■ What you will do:
Return all of the data exactly as given.

■ Data extract:

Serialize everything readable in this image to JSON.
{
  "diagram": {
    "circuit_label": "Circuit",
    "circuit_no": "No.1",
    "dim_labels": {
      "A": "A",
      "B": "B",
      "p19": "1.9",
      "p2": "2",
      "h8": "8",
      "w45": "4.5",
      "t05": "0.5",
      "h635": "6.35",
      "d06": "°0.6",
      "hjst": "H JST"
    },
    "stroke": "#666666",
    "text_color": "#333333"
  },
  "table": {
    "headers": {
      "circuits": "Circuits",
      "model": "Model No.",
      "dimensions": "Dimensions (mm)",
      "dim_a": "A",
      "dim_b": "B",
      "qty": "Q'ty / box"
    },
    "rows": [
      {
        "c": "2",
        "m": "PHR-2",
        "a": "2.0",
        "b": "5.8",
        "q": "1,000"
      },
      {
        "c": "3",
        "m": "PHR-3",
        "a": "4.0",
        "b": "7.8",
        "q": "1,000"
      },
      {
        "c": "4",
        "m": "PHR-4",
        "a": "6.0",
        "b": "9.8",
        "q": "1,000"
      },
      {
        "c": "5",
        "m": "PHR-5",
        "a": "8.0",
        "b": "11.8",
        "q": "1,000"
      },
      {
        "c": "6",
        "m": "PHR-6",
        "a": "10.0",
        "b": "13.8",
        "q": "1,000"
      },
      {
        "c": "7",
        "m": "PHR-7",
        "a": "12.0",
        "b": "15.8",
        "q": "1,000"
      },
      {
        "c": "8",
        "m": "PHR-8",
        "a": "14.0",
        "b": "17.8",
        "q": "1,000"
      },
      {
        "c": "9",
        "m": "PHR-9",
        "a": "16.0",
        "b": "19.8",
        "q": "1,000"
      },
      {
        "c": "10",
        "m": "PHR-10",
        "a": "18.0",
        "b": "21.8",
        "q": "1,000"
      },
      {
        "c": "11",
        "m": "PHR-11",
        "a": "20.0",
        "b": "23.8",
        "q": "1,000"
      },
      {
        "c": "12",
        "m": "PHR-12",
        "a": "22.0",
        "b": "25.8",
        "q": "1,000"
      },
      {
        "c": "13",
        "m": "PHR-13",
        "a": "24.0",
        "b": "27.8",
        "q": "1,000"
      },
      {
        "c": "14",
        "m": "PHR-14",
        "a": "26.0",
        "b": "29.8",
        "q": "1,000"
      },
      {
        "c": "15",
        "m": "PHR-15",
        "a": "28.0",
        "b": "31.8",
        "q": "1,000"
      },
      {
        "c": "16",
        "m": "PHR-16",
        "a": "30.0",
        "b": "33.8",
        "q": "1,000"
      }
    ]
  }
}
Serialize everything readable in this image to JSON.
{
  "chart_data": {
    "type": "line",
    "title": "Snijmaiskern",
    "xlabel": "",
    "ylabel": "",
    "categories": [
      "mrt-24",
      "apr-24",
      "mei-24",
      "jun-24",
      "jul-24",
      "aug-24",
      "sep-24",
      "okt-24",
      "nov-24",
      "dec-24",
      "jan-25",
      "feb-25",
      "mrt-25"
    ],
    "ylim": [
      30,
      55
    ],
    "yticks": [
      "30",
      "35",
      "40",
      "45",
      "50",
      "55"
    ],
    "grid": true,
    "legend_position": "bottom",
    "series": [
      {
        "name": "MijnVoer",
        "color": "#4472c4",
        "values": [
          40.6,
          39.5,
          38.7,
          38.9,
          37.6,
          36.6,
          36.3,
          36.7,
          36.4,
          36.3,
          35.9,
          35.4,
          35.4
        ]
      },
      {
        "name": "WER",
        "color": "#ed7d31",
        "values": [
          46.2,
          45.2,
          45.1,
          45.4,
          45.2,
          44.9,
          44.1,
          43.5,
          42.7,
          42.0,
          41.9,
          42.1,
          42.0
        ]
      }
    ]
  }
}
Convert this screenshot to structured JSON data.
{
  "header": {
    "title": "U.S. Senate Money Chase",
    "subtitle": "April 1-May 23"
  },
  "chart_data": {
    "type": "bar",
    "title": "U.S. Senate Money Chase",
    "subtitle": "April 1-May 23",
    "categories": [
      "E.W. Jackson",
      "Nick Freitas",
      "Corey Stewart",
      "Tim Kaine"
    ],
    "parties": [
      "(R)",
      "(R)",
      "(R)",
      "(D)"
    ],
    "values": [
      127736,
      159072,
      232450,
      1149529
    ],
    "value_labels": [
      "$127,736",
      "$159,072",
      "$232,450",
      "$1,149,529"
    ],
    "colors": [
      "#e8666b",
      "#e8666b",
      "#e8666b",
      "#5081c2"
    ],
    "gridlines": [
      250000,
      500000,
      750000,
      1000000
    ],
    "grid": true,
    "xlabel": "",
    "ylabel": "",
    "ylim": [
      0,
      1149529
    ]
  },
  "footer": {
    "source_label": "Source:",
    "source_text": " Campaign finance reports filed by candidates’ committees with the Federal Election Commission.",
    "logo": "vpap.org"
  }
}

■ Expected answer:
Serialize everything readable in this image to JSON.
{
  "diagram": {
    "circuit_label": "Circuit",
    "circuit_no": "No.1",
    "dim_labels": {
      "A": "A",
      "B": "B",
      "p19": "1.9",
      "p2": "2",
      "h8": "8",
      "w45": "4.5",
      "t05": "0.5",
      "h635": "6.35",
      "d06": "°0.6",
      "hjst": "H JST"
    },
    "stroke": "#666666",
    "text_color": "#333333"
  },
  "table": {
    "headers": {
      "circuits": "Circuits",
      "model": "Model No.",
      "dimensions": "Dimensions (mm)",
      "dim_a": "A",
      "dim_b": "B",
      "qty": "Q'ty / box"
    },
    "rows": [
      {
        "c": "2",
        "m": "PHR-2",
        "a": "2.0",
        "b": "5.8",
        "q": "1,000"
      },
      {
        "c": "3",
        "m": "PHR-3",
        "a": "4.0",
        "b": "7.8",
        "q": "1,000"
      },
      {
        "c": "4",
        "m": "PHR-4",
        "a": "6.0",
        "b": "9.8",
        "q": "1,000"
      },
      {
        "c": "5",
        "m": "PHR-5",
        "a": "8.0",
        "b": "11.8",
        "q": "1,000"
      },
      {
        "c": "6",
        "m": "PHR-6",
        "a": "10.0",
        "b": "13.8",
        "q": "1,000"
      },
      {
        "c": "7",
        "m": "PHR-7",
        "a": "12.0",
        "b": "15.8",
        "q": "1,000"
      },
      {
        "c": "8",
        "m": "PHR-8",
        "a": "14.0",
        "b": "17.8",
        "q": "1,000"
      },
      {
        "c": "9",
        "m": "PHR-9",
        "a": "16.0",
        "b": "19.8",
        "q": "1,000"
      },
      {
        "c": "10",
        "m": "PHR-10",
        "a": "18.0",
        "b": "21.8",
        "q": "1,000"
      },
      {
        "c": "11",
        "m": "PHR-11",
        "a": "20.0",
        "b": "23.8",
        "q": "1,000"
      },
      {
        "c": "12",
        "m": "PHR-12",
        "a": "22.0",
        "b": "25.8",
        "q": "1,000"
      },
      {
        "c": "13",
        "m": "PHR-13",
        "a": "24.0",
        "b": "27.8",
        "q": "1,000"
      },
      {
        "c": "14",
        "m": "PHR-14",
        "a": "26.0",
        "b": "29.8",
        "q": "1,000"
      },
      {
        "c": "15",
        "m": "PHR-15",
        "a": "28.0",
        "b": "31.8",
        "q": "1,000"
      },
      {
        "c": "16",
        "m": "PHR-16",
        "a": "30.0",
        "b": "33.8",
        "q": "1,000"
      }
    ]
  }
}
Serialize everything readable in this image to JSON.
{
  "chart_data": {
    "type": "line",
    "title": "Snijmaiskern",
    "xlabel": "",
    "ylabel": "",
    "categories": [
      "mrt-24",
      "apr-24",
      "mei-24",
      "jun-24",
      "jul-24",
      "aug-24",
      "sep-24",
      "okt-24",
      "nov-24",
      "dec-24",
      "jan-25",
      "feb-25",
      "mrt-25"
    ],
    "ylim": [
      30,
      55
    ],
    "yticks": [
      "30",
      "35",
      "40",
      "45",
      "50",
      "55"
    ],
    "grid": true,
    "legend_position": "bottom",
    "series": [
      {
        "name": "MijnVoer",
        "color": "#4472c4",
        "values": [
          40.6,
          39.5,
          38.7,
          38.9,
          37.6,
          36.6,
          36.3,
          36.7,
          36.4,
          36.3,
          35.9,
          35.4,
          35.4
        ]
      },
      {
        "name": "WER",
        "color": "#ed7d31",
        "values": [
          46.2,
          45.2,
          45.1,
          45.4,
          45.2,
          44.9,
          44.1,
          43.5,
          42.7,
          42.0,
          41.9,
          42.1,
          42.0
        ]
      }
    ]
  }
}
Convert this screenshot to structured JSON data.
{
  "header": {
    "title": "U.S. Senate Money Chase",
    "subtitle": "April 1-May 23"
  },
  "chart_data": {
    "type": "bar",
    "title": "U.S. Senate Money Chase",
    "subtitle": "April 1-May 23",
    "categories": [
      "E.W. Jackson",
      "Nick Freitas",
      "Corey Stewart",
      "Tim Kaine"
    ],
    "parties": [
      "(R)",
      "(R)",
      "(R)",
      "(D)"
    ],
    "values": [
      127736,
      159072,
      232450,
      1149529
    ],
    "value_labels": [
      "$127,736",
      "$159,072",
      "$232,450",
      "$1,149,529"
    ],
    "colors": [
      "#e8666b",
      "#e8666b",
      "#e8666b",
      "#5081c2"
    ],
    "gridlines": [
      250000,
      500000,
      750000,
      1000000
    ],
    "grid": true,
    "xlabel": "",
    "ylabel": "",
    "ylim": [
      0,
      1149529
    ]
  },
  "footer": {
    "source_label": "Source:",
    "source_text": " Campaign finance reports filed by candidates’ committees with the Federal Election Commission.",
    "logo": "vpap.org"
  }
}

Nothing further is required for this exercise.